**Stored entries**
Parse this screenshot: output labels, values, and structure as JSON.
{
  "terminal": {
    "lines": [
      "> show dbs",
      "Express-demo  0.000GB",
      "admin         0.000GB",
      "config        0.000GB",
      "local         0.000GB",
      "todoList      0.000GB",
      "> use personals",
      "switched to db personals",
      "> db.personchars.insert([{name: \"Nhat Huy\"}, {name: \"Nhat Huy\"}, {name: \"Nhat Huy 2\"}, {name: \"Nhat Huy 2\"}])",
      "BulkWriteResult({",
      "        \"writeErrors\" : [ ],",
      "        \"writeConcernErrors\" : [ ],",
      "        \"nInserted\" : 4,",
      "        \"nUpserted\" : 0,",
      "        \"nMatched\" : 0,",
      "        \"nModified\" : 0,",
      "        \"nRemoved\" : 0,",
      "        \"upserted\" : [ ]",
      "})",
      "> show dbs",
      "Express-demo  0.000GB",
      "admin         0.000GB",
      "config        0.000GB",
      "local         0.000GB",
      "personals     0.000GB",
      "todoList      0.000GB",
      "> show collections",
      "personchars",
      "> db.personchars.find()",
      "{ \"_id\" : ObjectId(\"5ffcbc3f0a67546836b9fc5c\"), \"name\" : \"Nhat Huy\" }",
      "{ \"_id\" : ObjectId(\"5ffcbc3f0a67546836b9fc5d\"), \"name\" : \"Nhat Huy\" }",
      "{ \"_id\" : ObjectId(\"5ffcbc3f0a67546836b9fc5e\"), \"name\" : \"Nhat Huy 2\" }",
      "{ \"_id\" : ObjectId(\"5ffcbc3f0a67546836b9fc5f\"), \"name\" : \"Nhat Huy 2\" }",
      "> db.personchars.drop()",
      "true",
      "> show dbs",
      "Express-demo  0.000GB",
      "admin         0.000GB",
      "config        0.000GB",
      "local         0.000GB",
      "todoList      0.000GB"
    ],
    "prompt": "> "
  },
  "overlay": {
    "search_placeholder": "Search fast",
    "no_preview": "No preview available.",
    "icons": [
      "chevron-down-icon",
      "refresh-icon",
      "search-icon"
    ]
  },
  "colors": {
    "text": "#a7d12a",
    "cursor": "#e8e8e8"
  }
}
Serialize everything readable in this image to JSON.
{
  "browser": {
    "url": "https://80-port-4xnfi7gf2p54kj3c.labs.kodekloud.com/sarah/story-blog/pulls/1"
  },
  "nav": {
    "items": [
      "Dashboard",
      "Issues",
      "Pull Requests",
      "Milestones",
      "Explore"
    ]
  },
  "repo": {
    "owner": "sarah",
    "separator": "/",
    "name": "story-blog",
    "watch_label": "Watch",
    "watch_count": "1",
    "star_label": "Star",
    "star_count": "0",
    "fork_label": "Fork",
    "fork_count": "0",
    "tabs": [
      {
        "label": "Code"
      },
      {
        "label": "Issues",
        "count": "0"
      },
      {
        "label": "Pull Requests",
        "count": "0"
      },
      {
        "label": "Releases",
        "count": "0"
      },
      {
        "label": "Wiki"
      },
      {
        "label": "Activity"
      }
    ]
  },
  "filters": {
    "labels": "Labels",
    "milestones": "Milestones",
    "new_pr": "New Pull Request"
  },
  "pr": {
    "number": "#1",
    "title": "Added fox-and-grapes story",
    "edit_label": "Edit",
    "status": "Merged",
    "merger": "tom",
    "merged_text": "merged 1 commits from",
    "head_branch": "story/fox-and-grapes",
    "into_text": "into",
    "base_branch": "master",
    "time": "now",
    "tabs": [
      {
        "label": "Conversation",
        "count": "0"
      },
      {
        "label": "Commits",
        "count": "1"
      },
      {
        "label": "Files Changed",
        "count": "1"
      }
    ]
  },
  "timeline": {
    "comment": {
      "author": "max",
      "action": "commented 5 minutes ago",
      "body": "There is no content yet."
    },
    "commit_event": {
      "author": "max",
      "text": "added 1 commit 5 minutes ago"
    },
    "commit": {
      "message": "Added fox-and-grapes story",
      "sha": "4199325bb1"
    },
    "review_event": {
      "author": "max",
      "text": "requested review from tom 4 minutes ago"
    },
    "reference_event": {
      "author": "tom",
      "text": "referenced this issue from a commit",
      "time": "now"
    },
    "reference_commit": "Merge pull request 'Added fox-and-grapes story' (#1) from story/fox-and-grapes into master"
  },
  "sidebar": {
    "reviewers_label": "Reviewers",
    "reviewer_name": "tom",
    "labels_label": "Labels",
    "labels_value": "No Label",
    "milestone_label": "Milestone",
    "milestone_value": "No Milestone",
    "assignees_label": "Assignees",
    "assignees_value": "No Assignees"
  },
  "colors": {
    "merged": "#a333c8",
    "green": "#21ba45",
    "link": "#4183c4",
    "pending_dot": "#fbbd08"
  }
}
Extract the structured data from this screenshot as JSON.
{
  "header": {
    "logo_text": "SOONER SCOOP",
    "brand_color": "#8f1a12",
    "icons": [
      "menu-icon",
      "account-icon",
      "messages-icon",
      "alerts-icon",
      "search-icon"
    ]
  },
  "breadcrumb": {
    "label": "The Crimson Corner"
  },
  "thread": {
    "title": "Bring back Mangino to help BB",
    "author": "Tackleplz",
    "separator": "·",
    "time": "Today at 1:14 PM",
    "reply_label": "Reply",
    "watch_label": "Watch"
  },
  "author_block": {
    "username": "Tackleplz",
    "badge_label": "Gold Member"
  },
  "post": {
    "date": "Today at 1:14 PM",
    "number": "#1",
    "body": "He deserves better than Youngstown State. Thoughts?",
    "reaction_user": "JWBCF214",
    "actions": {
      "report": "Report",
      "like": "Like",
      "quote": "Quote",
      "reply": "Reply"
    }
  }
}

**INSTRUCTIONS TO FOLLOW**
Repeat the preceding lines exactly, please, every one of them.

**SOLUTION BELOW**
Parse this screenshot: output labels, values, and structure as JSON.
{
  "terminal": {
    "lines": [
      "> show dbs",
      "Express-demo  0.000GB",
      "admin         0.000GB",
      "config        0.000GB",
      "local         0.000GB",
      "todoList      0.000GB",
      "> use personals",
      "switched to db personals",
      "> db.personchars.insert([{name: \"Nhat Huy\"}, {name: \"Nhat Huy\"}, {name: \"Nhat Huy 2\"}, {name: \"Nhat Huy 2\"}])",
      "BulkWriteResult({",
      "        \"writeErrors\" : [ ],",
      "        \"writeConcernErrors\" : [ ],",
      "        \"nInserted\" : 4,",
      "        \"nUpserted\" : 0,",
      "        \"nMatched\" : 0,",
      "        \"nModified\" : 0,",
      "        \"nRemoved\" : 0,",
      "        \"upserted\" : [ ]",
      "})",
      "> show dbs",
      "Express-demo  0.000GB",
      "admin         0.000GB",
      "config        0.000GB",
      "local         0.000GB",
      "personals     0.000GB",
      "todoList      0.000GB",
      "> show collections",
      "personchars",
      "> db.personchars.find()",
      "{ \"_id\" : ObjectId(\"5ffcbc3f0a67546836b9fc5c\"), \"name\" : \"Nhat Huy\" }",
      "{ \"_id\" : ObjectId(\"5ffcbc3f0a67546836b9fc5d\"), \"name\" : \"Nhat Huy\" }",
      "{ \"_id\" : ObjectId(\"5ffcbc3f0a67546836b9fc5e\"), \"name\" : \"Nhat Huy 2\" }",
      "{ \"_id\" : ObjectId(\"5ffcbc3f0a67546836b9fc5f\"), \"name\" : \"Nhat Huy 2\" }",
      "> db.personchars.drop()",
      "true",
      "> show dbs",
      "Express-demo  0.000GB",
      "admin         0.000GB",
      "config        0.000GB",
      "local         0.000GB",
      "todoList      0.000GB"
    ],
    "prompt": "> "
  },
  "overlay": {
    "search_placeholder": "Search fast",
    "no_preview": "No preview available.",
    "icons": [
      "chevron-down-icon",
      "refresh-icon",
      "search-icon"
    ]
  },
  "colors": {
    "text": "#a7d12a",
    "cursor": "#e8e8e8"
  }
}
Serialize everything readable in this image to JSON.
{
  "browser": {
    "url": "https://80-port-4xnfi7gf2p54kj3c.labs.kodekloud.com/sarah/story-blog/pulls/1"
  },
  "nav": {
    "items": [
      "Dashboard",
      "Issues",
      "Pull Requests",
      "Milestones",
      "Explore"
    ]
  },
  "repo": {
    "owner": "sarah",
    "separator": "/",
    "name": "story-blog",
    "watch_label": "Watch",
    "watch_count": "1",
    "star_label": "Star",
    "star_count": "0",
    "fork_label": "Fork",
    "fork_count": "0",
    "tabs": [
      {
        "label": "Code"
      },
      {
        "label": "Issues",
        "count": "0"
      },
      {
        "label": "Pull Requests",
        "count": "0"
      },
      {
        "label": "Releases",
        "count": "0"
      },
      {
        "label": "Wiki"
      },
      {
        "label": "Activity"
      }
    ]
  },
  "filters": {
    "labels": "Labels",
    "milestones": "Milestones",
    "new_pr": "New Pull Request"
  },
  "pr": {
    "number": "#1",
    "title": "Added fox-and-grapes story",
    "edit_label": "Edit",
    "status": "Merged",
    "merger": "tom",
    "merged_text": "merged 1 commits from",
    "head_branch": "story/fox-and-grapes",
    "into_text": "into",
    "base_branch": "master",
    "time": "now",
    "tabs": [
      {
        "label": "Conversation",
        "count": "0"
      },
      {
        "label": "Commits",
        "count": "1"
      },
      {
        "label": "Files Changed",
        "count": "1"
      }
    ]
  },
  "timeline": {
    "comment": {
      "author": "max",
      "action": "commented 5 minutes ago",
      "body": "There is no content yet."
    },
    "commit_event": {
      "author": "max",
      "text": "added 1 commit 5 minutes ago"
    },
    "commit": {
      "message": "Added fox-and-grapes story",
      "sha": "4199325bb1"
    },
    "review_event": {
      "author": "max",
      "text": "requested review from tom 4 minutes ago"
    },
    "reference_event": {
      "author": "tom",
      "text": "referenced this issue from a commit",
      "time": "now"
    },
    "reference_commit": "Merge pull request 'Added fox-and-grapes story' (#1) from story/fox-and-grapes into master"
  },
  "sidebar": {
    "reviewers_label": "Reviewers",
    "reviewer_name": "tom",
    "labels_label": "Labels",
    "labels_value": "No Label",
    "milestone_label": "Milestone",
    "milestone_value": "No Milestone",
    "assignees_label": "Assignees",
    "assignees_value": "No Assignees"
  },
  "colors": {
    "merged": "#a333c8",
    "green": "#21ba45",
    "link": "#4183c4",
    "pending_dot": "#fbbd08"
  }
}
Extract the structured data from this screenshot as JSON.
{
  "header": {
    "logo_text": "SOONER SCOOP",
    "brand_color": "#8f1a12",
    "icons": [
      "menu-icon",
      "account-icon",
      "messages-icon",
      "alerts-icon",
      "search-icon"
    ]
  },
  "breadcrumb": {
    "label": "The Crimson Corner"
  },
  "thread": {
    "title": "Bring back Mangino to help BB",
    "author": "Tackleplz",
    "separator": "·",
    "time": "Today at 1:14 PM",
    "reply_label": "Reply",
    "watch_label": "Watch"
  },
  "author_block": {
    "username": "Tackleplz",
    "badge_label": "Gold Member"
  },
  "post": {
    "date": "Today at 1:14 PM",
    "number": "#1",
    "body": "He deserves better than Youngstown State. Thoughts?",
    "reaction_user": "JWBCF214",
    "actions": {
      "report": "Report",
      "like": "Like",
      "quote": "Quote",
      "reply": "Reply"
    }
  }
}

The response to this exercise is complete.